Exercise:
From the listing, collect all lines containing the word "data".

○ ○ ○ ○ ○ ○ ○

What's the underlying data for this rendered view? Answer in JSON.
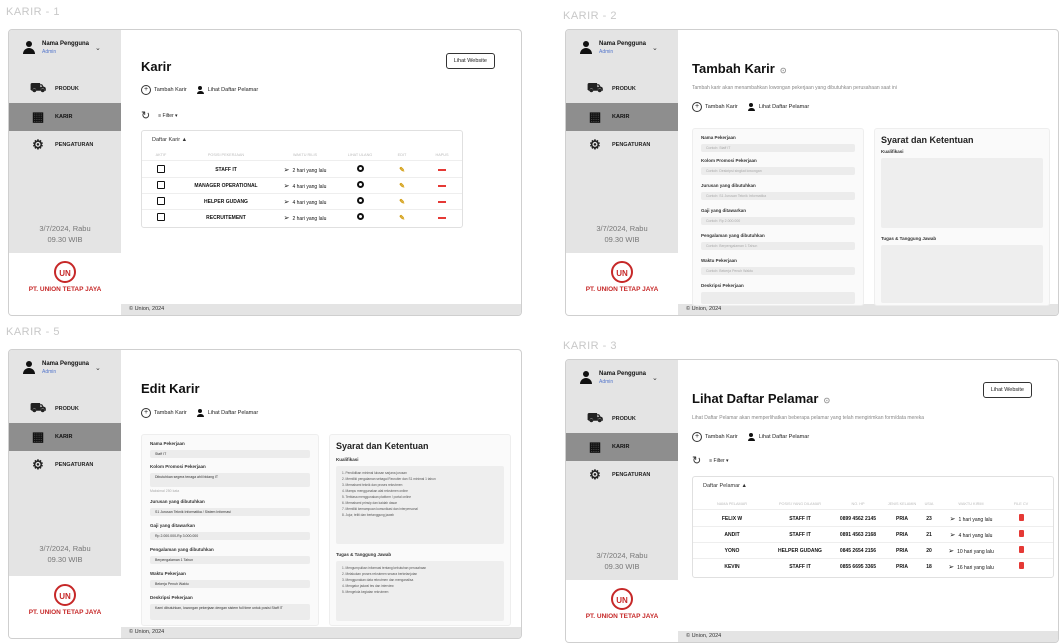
{
  "labels": {
    "p1": "KARIR - 1",
    "p2": "KARIR - 2",
    "p3": "KARIR - 5",
    "p4": "KARIR - 3"
  },
  "sidebar": {
    "user_name": "Nama Pengguna",
    "user_role": "Admin",
    "nav": [
      "PRODUK",
      "KARIR",
      "PENGATURAN"
    ],
    "date": "3/7/2024, Rabu",
    "time": "09.30 WIB",
    "company": "PT. UNION TETAP JAYA",
    "logo_text": "UN"
  },
  "footer": "© Union, 2024",
  "common": {
    "add_career": "Tambah Karir",
    "view_applicants": "Lihat Daftar Pelamar",
    "filter": "Filter ▾",
    "view_website": "Lihat Website"
  },
  "karir1": {
    "title": "Karir",
    "table_title": "Daftar Karir ▲",
    "headers": [
      "AKTIF",
      "POSISI PEKERJAAN",
      "WAKTU RILIS",
      "LIHAT ULANG",
      "EDIT",
      "HAPUS"
    ],
    "rows": [
      {
        "pos": "STAFF IT",
        "time": "2 hari yang lalu"
      },
      {
        "pos": "MANAGER OPERATIONAL",
        "time": "4 hari yang lalu"
      },
      {
        "pos": "HELPER GUDANG",
        "time": "4 hari yang lalu"
      },
      {
        "pos": "RECRUITEMENT",
        "time": "2 hari yang lalu"
      }
    ]
  },
  "karir2": {
    "title": "Tambah Karir",
    "desc": "Tambah karir akan menambahkan lowongan pekerjaan yang dibutuhkan perusahaan saat ini",
    "fields": [
      "Nama Pekerjaan",
      "Kolom Promosi Pekerjaan",
      "Jurusan yang dibutuhkan",
      "Gaji yang ditawarkan",
      "Pengalaman yang dibutuhkan",
      "Waktu Pekerjaan",
      "Deskripsi Pekerjaan"
    ],
    "placeholders": [
      "Contoh: Staff IT",
      "Contoh: Deskripsi singkat lowongan",
      "Contoh: S1 Jurusan Teknik Informatika",
      "Contoh: Rp 2.000.000",
      "Contoh: Berpengalaman 1 Tahun",
      "Contoh: Bekerja Penuh Waktu",
      ""
    ],
    "syarat_title": "Syarat dan Ketentuan",
    "kualifikasi": "Kualifikasi",
    "tanggung": "Tugas & Tanggung Jawab"
  },
  "karir5": {
    "title": "Edit Karir",
    "values": [
      "Staff IT",
      "Dibutuhkan segera tenaga ahli bidang IT",
      "S1 Jurusan Teknik Informatika / Sistem Informasi",
      "Rp 2.000.000-Rp 3.000.000",
      "Berpengalaman 1 Tahun",
      "Bekerja Penuh Waktu",
      "Kami dibutuhkan, lowongan pekerjaan dengan sistem full time untuk posisi Staff IT"
    ],
    "hint": "Maksimal 250 kata",
    "kual_items": [
      "1. Pendidikan minimal lulusan sarjana jurusan",
      "2. Memiliki pengalaman sebagai Recruiter dan S1 minimal 1 tahun",
      "3. Memahami teknik dan proses rekrutmen",
      "4. Mampu menggunakan alat rekrutmen online",
      "5. Terbiasa menggunakan platform / portal online",
      "6. Memahami prinsip dan kaidah dasar",
      "7. Memiliki kemampuan komunikasi dan interpersonal",
      "8. Jujur, teliti dan bertanggung jawab"
    ],
    "tug_items": [
      "1. Mengumpulkan informasi tentang kebutuhan perusahaan",
      "2. Melakukan proses rekrutmen secara berkelanjutan",
      "3. Menggunakan data rekrutmen dan menganalisa",
      "4. Mengatur jadwal tes dan interview",
      "5. Mengelola kegiatan rekrutmen"
    ]
  },
  "karir3": {
    "title": "Lihat Daftar Pelamar",
    "desc": "Lihat Daftar Pelamar akan memperlihatkan beberapa pelamar yang telah mengirimkan form/data mereka",
    "table_title": "Daftar Pelamar ▲",
    "headers": [
      "NAMA PELAMAR",
      "POSISI YANG DILAMAR",
      "NO. HP",
      "JENIS KELAMIN",
      "USIA",
      "WAKTU KIRIM",
      "FILE CV"
    ],
    "rows": [
      {
        "name": "FELIX W",
        "pos": "STAFF IT",
        "hp": "0899 4562 2145",
        "sex": "PRIA",
        "age": "23",
        "time": "1 hari yang lalu"
      },
      {
        "name": "ANDIT",
        "pos": "STAFF IT",
        "hp": "0891 4563 2168",
        "sex": "PRIA",
        "age": "21",
        "time": "4 hari yang lalu"
      },
      {
        "name": "YONO",
        "pos": "HELPER GUDANG",
        "hp": "0845 2654 2156",
        "sex": "PRIA",
        "age": "20",
        "time": "10 hari yang lalu"
      },
      {
        "name": "KEVIN",
        "pos": "STAFF IT",
        "hp": "0855 6695 3365",
        "sex": "PRIA",
        "age": "18",
        "time": "16 hari yang lalu"
      }
    ]
  }
}
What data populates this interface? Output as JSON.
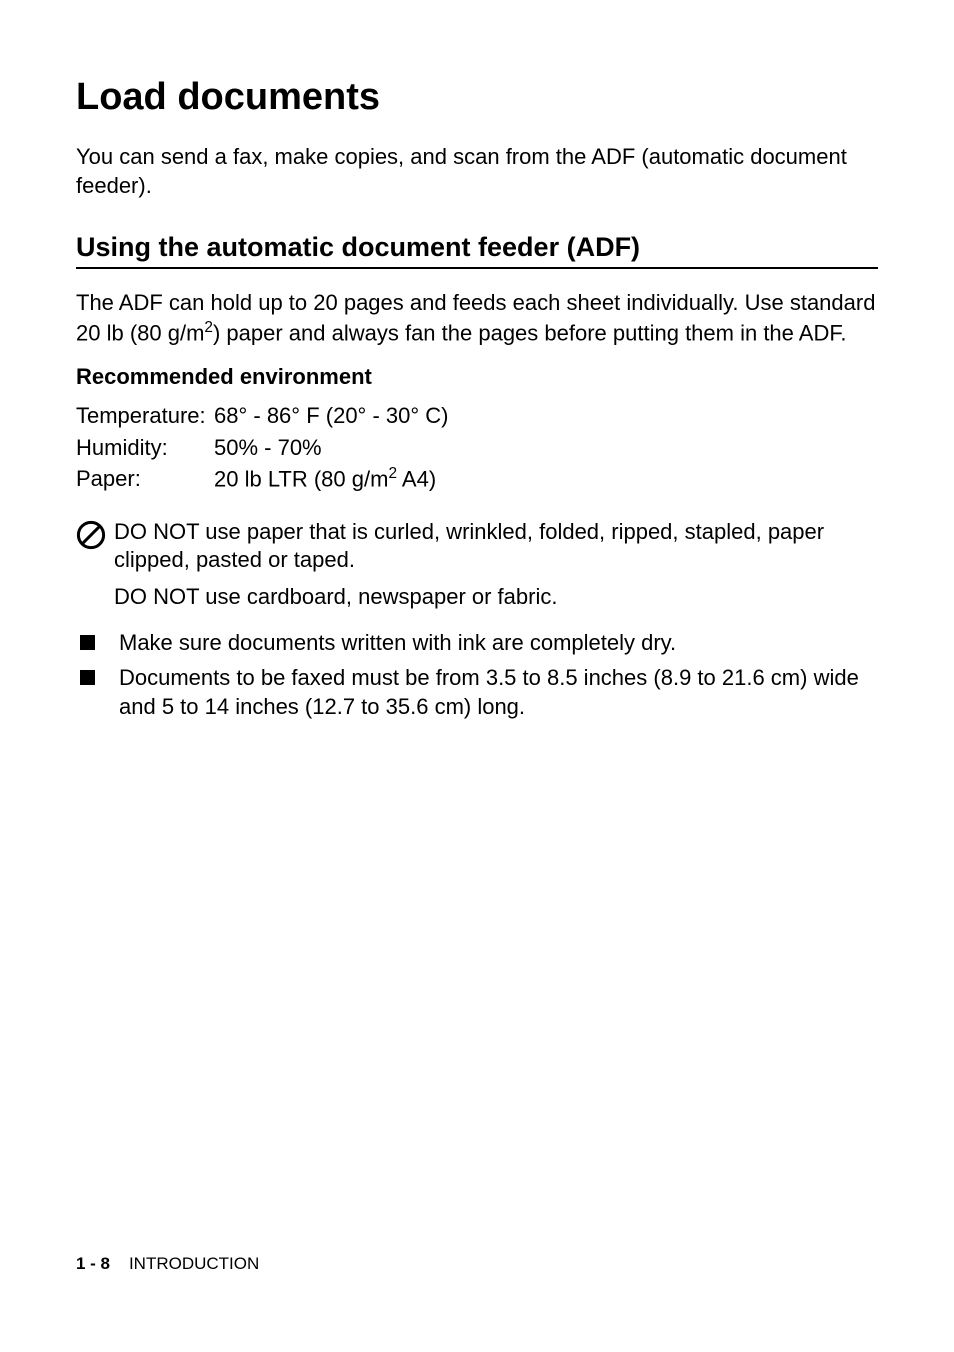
{
  "heading": "Load documents",
  "intro": "You can send a fax, make copies, and scan from the ADF (automatic document feeder).",
  "subheading": "Using the automatic document feeder (ADF)",
  "adf_desc_pre": "The ADF can hold up to 20 pages and feeds each sheet individually. Use standard 20 lb (80 g/m",
  "adf_desc_sup": "2",
  "adf_desc_post": ") paper and always fan the pages before putting them in the ADF.",
  "env_heading": "Recommended environment",
  "env": {
    "temperature": {
      "label": "Temperature:",
      "value": "68° - 86° F (20° - 30° C)"
    },
    "humidity": {
      "label": "Humidity:",
      "value": "50% - 70%"
    },
    "paper": {
      "label": "Paper:",
      "value_pre": "20 lb LTR (80 g/m",
      "value_sup": "2",
      "value_post": " A4)"
    }
  },
  "prohibit": {
    "line1": "DO NOT use paper that is curled, wrinkled, folded, ripped, stapled, paper clipped, pasted or taped.",
    "line2": "DO NOT use cardboard, newspaper or fabric."
  },
  "bullets": [
    "Make sure documents written with ink are completely dry.",
    "Documents to be faxed must be from 3.5 to 8.5 inches (8.9 to 21.6 cm) wide and 5 to 14 inches (12.7 to 35.6 cm) long."
  ],
  "footer": {
    "page": "1 - 8",
    "section": "INTRODUCTION"
  }
}
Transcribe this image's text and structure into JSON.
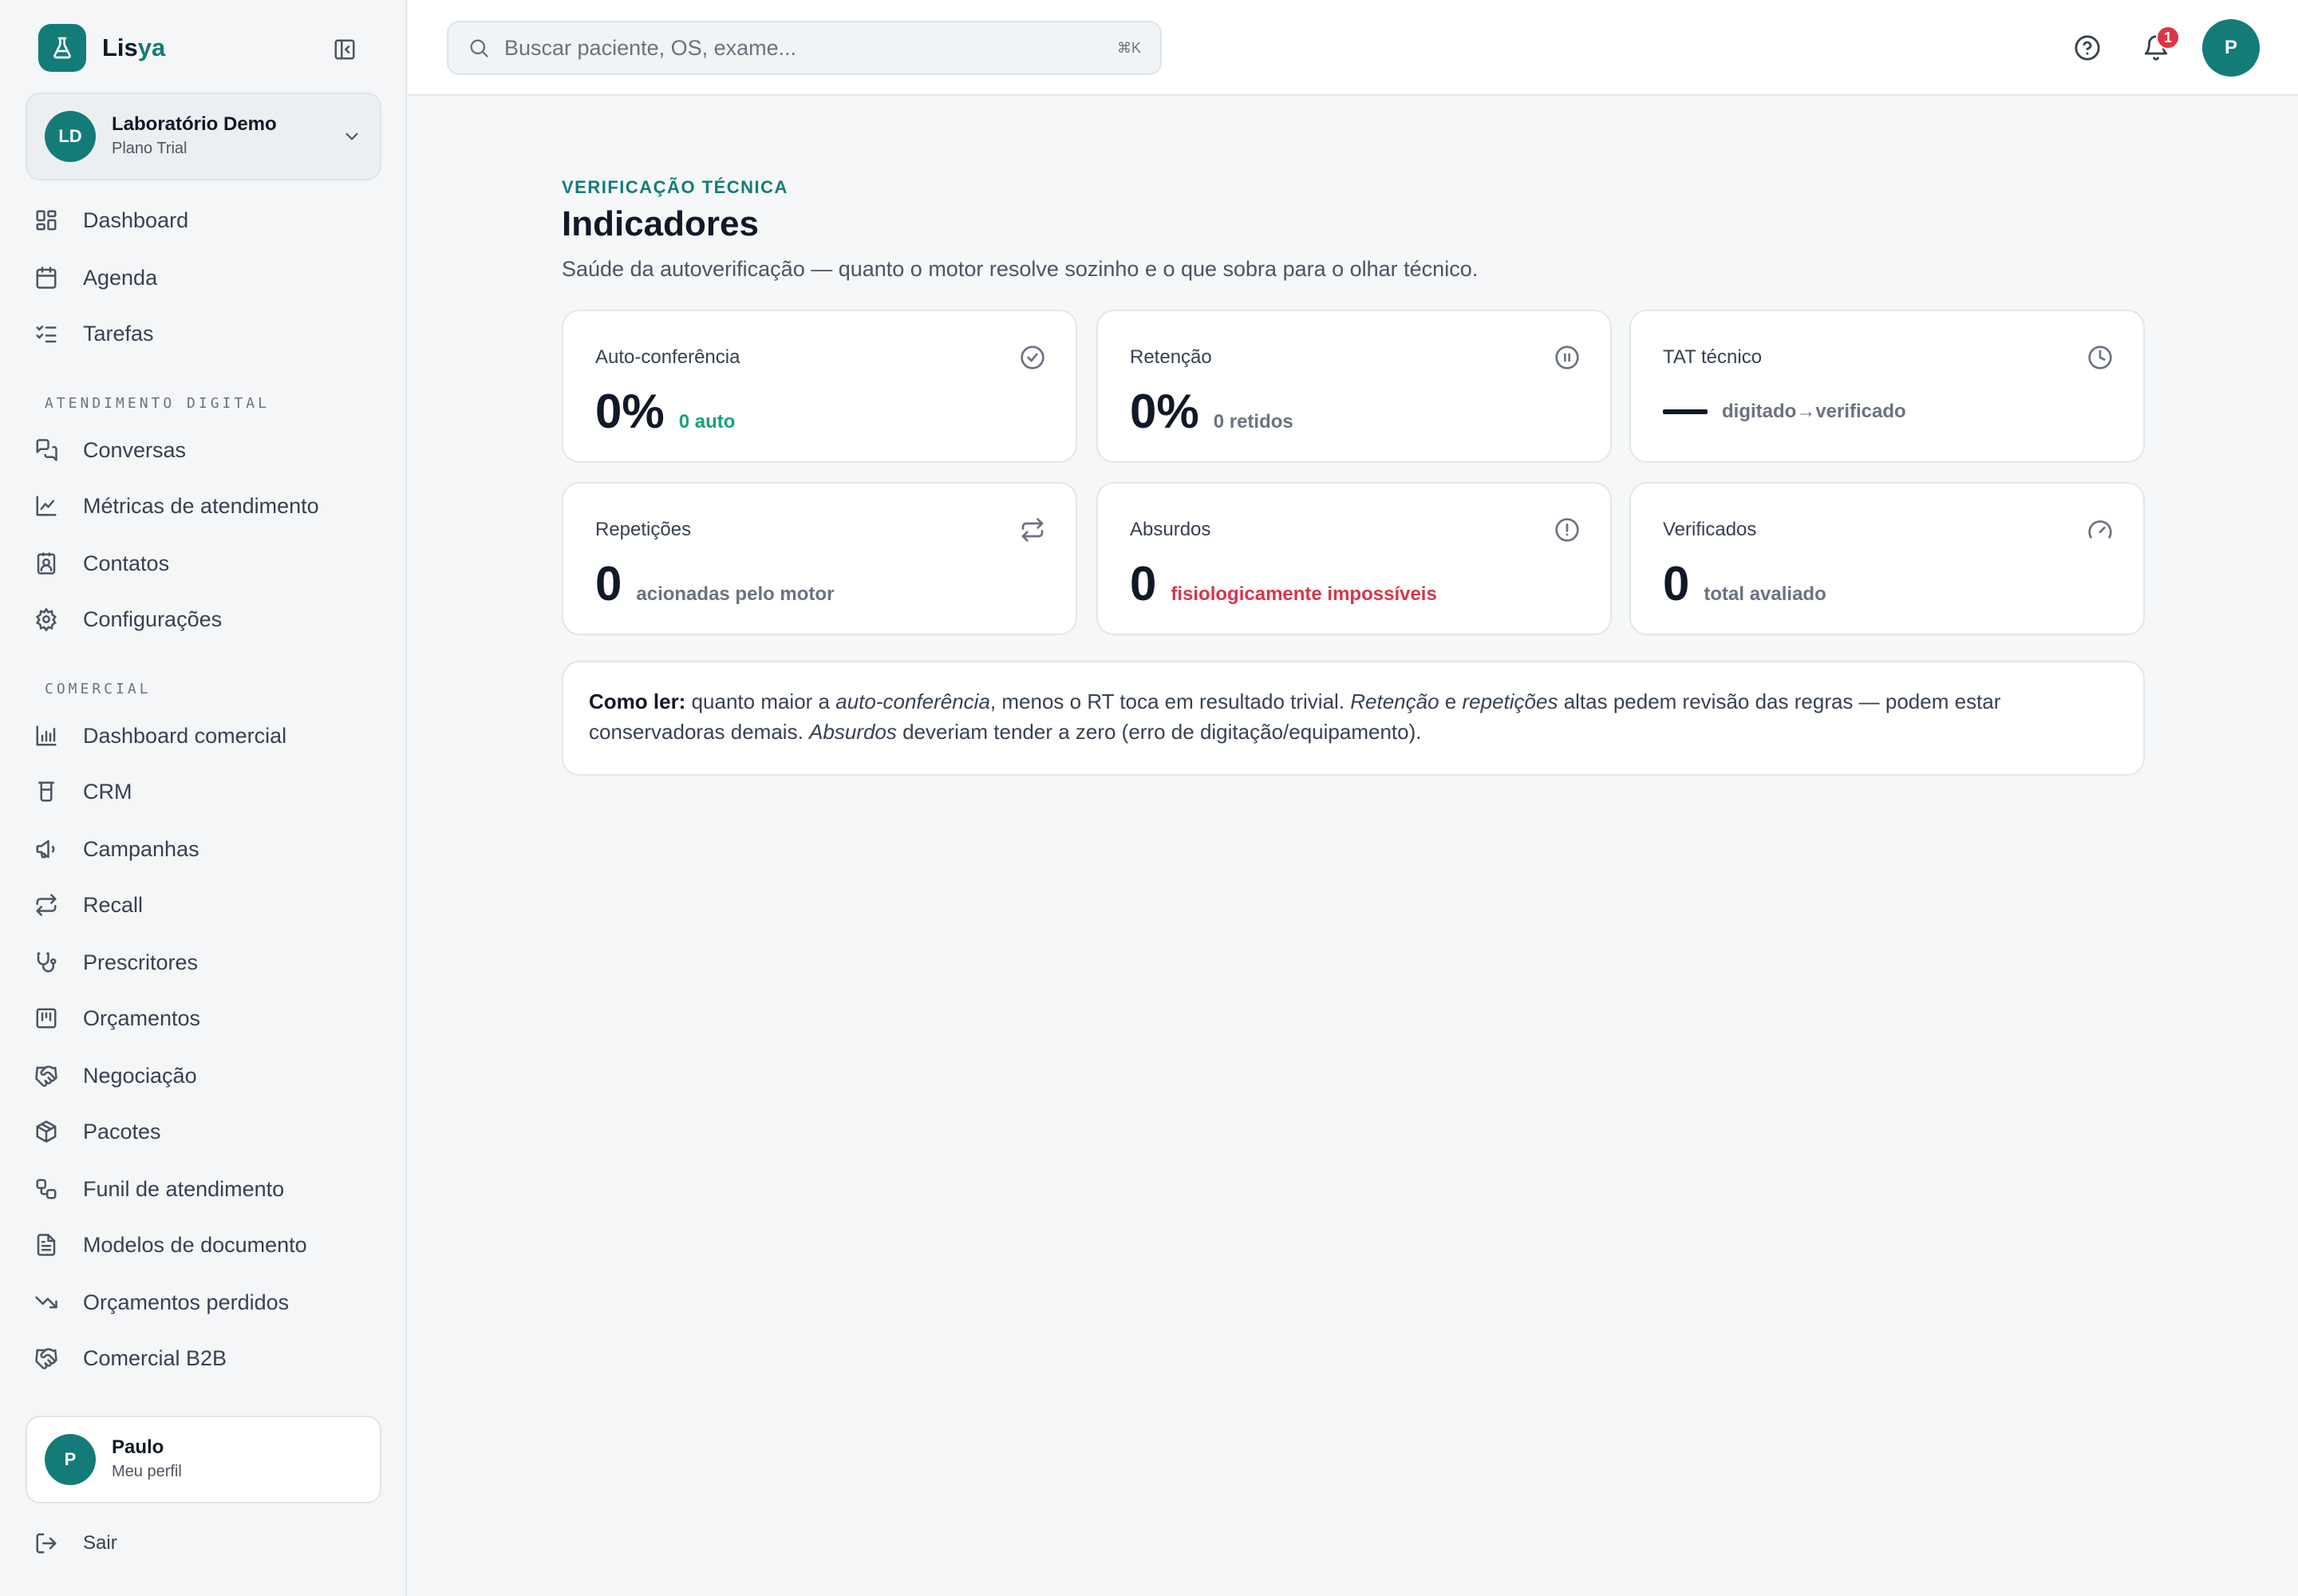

○ ○ ○ ○ ○ ○ ○

Solution for this problem:
What's the underlying data for this rendered view? Answer in JSON.
      "3. Menggunakan data rekrutmen dan menganalisa",
    "desc": "Lihat Daftar Pelamar akan memperlihatkan beberapa pelamar yang telah mengirimkan form/data mereka",
What data populates this interface? Output as JSON.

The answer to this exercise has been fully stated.